• _TO BE DONE_:
Say how many lines include the word "استان", using only a number.

[Begin]

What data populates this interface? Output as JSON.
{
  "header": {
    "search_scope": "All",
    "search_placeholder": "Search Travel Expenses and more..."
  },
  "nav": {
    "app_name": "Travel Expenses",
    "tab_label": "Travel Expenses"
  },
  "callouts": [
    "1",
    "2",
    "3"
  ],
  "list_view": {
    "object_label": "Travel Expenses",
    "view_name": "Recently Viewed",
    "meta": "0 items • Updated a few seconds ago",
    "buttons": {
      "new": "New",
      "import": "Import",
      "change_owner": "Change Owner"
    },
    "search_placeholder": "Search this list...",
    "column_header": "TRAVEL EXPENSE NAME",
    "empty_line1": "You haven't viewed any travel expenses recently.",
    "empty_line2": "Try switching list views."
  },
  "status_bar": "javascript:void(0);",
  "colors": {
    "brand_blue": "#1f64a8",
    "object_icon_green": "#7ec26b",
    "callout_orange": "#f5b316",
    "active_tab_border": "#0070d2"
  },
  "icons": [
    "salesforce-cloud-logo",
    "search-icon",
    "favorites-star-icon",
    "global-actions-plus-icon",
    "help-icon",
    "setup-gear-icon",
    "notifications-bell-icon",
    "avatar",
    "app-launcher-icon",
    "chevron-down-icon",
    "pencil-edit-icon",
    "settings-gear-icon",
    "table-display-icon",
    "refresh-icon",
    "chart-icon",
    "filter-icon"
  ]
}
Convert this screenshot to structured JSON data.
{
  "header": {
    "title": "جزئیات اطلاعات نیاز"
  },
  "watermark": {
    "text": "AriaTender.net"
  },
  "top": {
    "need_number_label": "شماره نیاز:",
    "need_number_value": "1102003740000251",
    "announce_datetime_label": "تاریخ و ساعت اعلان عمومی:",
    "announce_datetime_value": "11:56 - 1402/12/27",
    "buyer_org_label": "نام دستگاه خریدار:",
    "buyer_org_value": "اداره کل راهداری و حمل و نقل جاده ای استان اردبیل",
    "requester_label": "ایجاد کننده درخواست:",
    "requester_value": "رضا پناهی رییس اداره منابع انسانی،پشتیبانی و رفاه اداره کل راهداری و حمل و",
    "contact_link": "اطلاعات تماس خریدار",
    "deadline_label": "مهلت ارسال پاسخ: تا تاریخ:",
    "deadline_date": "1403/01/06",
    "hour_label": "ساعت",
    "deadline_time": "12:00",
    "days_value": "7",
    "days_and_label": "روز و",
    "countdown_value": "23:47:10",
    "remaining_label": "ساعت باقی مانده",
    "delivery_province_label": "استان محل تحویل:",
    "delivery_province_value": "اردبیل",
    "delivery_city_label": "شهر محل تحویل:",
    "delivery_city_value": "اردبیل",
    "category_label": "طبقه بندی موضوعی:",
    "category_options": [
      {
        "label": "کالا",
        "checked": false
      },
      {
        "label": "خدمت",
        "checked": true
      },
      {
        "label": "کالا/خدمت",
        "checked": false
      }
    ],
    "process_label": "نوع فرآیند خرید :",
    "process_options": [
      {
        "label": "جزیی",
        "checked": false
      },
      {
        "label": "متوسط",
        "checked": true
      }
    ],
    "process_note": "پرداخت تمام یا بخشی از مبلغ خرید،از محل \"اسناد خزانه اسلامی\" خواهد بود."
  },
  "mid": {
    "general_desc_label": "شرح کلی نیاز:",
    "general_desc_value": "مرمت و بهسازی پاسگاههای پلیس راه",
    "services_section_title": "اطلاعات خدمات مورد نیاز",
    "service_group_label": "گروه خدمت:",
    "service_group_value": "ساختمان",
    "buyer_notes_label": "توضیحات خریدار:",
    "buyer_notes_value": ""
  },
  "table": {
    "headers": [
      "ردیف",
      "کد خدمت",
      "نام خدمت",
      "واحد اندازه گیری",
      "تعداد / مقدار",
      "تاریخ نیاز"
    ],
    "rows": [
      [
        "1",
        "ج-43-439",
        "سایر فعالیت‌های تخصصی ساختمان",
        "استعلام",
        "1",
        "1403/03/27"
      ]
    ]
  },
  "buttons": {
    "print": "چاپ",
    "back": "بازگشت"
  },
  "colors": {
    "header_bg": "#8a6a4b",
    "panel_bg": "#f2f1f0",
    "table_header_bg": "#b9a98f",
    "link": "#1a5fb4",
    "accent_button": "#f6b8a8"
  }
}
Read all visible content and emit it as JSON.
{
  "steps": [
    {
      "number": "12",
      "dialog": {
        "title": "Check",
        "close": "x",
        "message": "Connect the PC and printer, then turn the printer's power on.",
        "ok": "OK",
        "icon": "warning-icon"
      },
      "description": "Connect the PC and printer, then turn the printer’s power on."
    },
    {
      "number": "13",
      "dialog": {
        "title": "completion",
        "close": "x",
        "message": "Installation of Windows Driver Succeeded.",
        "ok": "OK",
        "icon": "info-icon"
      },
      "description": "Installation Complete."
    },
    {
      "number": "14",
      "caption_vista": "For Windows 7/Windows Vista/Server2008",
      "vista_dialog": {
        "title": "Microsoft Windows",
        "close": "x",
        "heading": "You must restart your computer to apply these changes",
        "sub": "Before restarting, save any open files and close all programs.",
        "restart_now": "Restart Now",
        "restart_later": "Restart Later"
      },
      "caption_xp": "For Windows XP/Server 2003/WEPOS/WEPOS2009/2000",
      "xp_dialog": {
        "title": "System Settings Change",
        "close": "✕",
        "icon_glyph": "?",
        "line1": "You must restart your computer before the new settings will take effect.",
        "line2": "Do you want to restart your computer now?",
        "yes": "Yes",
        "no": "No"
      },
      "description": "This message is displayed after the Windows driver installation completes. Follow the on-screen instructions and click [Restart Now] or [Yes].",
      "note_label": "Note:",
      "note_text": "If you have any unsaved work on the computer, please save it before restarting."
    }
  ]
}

[End]

• _RESPONSE TO THE TASK_:
2